Exercise directions = Give the number of lines containing the word "much" and nothing more.

Provided information =
== == ==
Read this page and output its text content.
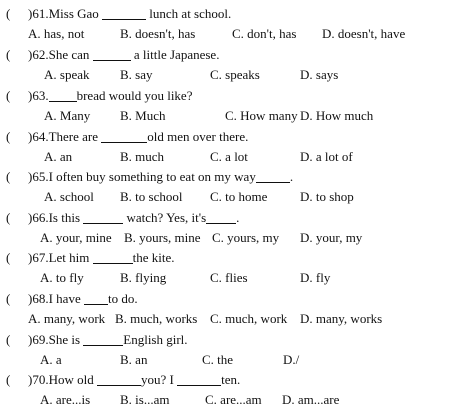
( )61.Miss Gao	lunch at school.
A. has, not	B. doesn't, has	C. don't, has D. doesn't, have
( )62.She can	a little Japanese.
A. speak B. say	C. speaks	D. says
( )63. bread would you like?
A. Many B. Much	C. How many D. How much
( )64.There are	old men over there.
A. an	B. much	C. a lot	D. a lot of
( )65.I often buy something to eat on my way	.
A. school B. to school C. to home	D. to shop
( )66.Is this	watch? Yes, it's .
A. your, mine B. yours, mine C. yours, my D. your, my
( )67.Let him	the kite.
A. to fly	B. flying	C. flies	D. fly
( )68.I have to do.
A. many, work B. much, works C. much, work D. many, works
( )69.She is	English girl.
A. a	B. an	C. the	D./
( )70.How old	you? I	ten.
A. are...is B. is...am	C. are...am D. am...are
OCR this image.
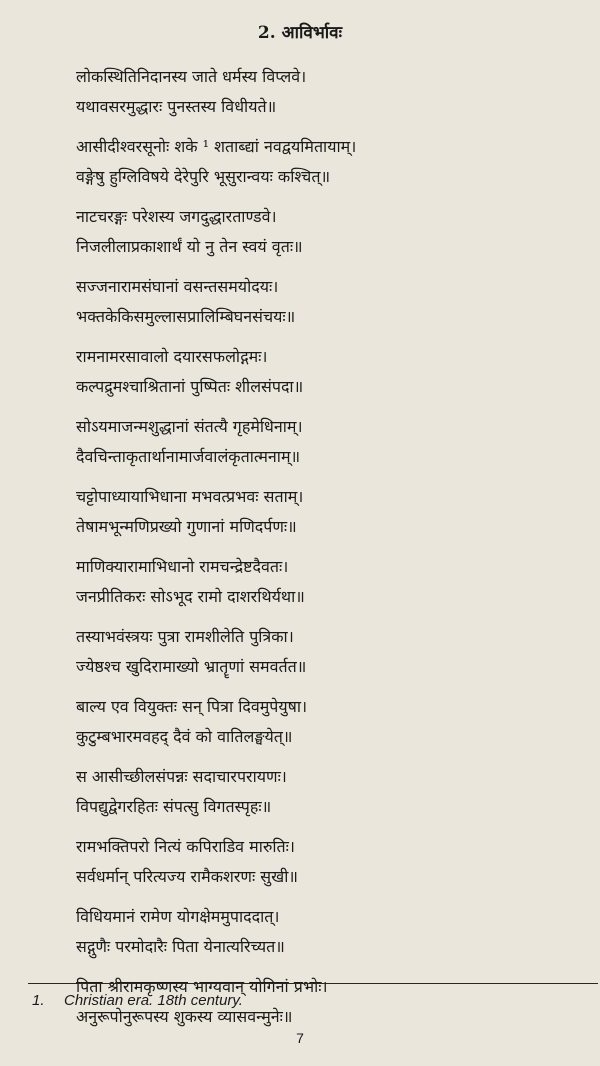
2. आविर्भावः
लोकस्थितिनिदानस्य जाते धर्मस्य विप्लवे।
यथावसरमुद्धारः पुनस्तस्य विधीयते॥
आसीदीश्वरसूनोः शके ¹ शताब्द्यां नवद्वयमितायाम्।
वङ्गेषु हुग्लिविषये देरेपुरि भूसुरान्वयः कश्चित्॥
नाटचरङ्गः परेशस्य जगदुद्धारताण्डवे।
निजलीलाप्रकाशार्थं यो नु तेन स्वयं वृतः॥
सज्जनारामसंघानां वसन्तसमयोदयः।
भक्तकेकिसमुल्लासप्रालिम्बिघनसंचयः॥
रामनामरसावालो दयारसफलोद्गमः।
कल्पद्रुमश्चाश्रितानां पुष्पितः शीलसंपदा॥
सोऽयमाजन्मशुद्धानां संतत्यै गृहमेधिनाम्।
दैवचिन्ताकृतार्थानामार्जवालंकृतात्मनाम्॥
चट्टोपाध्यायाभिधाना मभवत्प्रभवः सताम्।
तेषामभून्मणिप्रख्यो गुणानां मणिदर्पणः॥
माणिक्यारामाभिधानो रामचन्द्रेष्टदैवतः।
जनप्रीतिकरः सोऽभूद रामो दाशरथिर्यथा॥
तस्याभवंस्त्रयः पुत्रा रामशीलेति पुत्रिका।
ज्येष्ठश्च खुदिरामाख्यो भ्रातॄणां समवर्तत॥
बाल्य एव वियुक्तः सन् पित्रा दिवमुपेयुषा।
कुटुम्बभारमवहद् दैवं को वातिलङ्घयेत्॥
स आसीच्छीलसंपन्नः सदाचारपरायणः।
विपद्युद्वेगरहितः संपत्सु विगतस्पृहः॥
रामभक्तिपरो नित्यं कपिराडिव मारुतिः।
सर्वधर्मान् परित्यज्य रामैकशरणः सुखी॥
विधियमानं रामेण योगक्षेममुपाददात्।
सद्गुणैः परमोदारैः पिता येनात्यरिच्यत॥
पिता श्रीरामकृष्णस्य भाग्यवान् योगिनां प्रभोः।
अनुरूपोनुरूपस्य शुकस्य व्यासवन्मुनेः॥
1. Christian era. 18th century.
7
== == ==
Completed task = 3